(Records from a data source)
## Begin

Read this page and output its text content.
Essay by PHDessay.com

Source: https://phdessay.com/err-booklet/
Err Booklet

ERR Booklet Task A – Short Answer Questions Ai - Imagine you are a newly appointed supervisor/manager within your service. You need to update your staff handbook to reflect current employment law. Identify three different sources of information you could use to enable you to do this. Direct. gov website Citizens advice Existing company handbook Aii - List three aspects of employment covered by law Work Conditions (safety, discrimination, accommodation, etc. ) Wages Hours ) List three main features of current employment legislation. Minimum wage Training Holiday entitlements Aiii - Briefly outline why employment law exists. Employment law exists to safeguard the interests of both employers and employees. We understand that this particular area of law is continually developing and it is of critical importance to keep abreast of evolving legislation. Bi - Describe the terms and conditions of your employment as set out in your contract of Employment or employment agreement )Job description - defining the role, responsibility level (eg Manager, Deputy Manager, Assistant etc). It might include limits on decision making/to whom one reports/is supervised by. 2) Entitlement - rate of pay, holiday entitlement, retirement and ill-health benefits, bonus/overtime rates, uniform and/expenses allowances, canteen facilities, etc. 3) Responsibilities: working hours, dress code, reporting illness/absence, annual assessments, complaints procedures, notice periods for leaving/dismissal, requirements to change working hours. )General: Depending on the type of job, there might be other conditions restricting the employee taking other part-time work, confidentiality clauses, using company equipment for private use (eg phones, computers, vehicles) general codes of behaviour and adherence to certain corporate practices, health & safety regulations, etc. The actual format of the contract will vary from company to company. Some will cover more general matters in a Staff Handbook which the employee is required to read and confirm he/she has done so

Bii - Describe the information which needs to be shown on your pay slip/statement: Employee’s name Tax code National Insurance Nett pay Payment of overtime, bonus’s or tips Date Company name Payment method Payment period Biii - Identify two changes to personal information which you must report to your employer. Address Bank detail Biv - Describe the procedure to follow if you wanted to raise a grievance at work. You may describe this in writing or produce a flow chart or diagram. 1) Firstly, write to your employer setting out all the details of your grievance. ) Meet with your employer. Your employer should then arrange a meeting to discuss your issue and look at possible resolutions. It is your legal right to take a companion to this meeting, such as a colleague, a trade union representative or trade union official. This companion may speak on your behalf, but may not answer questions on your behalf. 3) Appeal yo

## End

Write out the whole listing exactly.

* **Solution for this exercise**:
Read this page and output its text content.
Essay by PHDessay.com

Source: https://phdessay.com/err-booklet/
Err Booklet

ERR Booklet Task A – Short Answer Questions Ai - Imagine you are a newly appointed supervisor/manager within your service. You need to update your staff handbook to reflect current employment law. Identify three different sources of information you could use to enable you to do this. Direct. gov website Citizens advice Existing company handbook Aii - List three aspects of employment covered by law Work Conditions (safety, discrimination, accommodation, etc. ) Wages Hours ) List three main features of current employment legislation. Minimum wage Training Holiday entitlements Aiii - Briefly outline why employment law exists. Employment law exists to safeguard the interests of both employers and employees. We understand that this particular area of law is continually developing and it is of critical importance to keep abreast of evolving legislation. Bi - Describe the terms and conditions of your employment as set out in your contract of Employment or employment agreement )Job description - defining the role, responsibility level (eg Manager, Deputy Manager, Assistant etc). It might include limits on decision making/to whom one reports/is supervised by. 2) Entitlement - rate of pay, holiday entitlement, retirement and ill-health benefits, bonus/overtime rates, uniform and/expenses allowances, canteen facilities, etc. 3) Responsibilities: working hours, dress code, reporting illness/absence, annual assessments, complaints procedures, notice periods for leaving/dismissal, requirements to change working hours. )General: Depending on the type of job, there might be other conditions restricting the employee taking other part-time work, confidentiality clauses, using company equipment for private use (eg phones, computers, vehicles) general codes of behaviour and adherence to certain corporate practices, health & safety regulations, etc. The actual format of the contract will vary from company to company. Some will cover more general matters in a Staff Handbook which the employee is required to read and confirm he/she has done so

Bii - Describe the information which needs to be shown on your pay slip/statement: Employee’s name Tax code National Insurance Nett pay Payment of overtime, bonus’s or tips Date Company name Payment method Payment period Biii - Identify two changes to personal information which you must report to your employer. Address Bank detail Biv - Describe the procedure to follow if you wanted to raise a grievance at work. You may describe this in writing or produce a flow chart or diagram. 1) Firstly, write to your employer setting out all the details of your grievance. ) Meet with your employer. Your employer should then arrange a meeting to discuss your issue and look at possible resolutions. It is your legal right to take a companion to this meeting, such as a colleague, a trade union representative or trade union official. This companion may speak on your behalf, but may not answer questions on your behalf. 3) Appeal yo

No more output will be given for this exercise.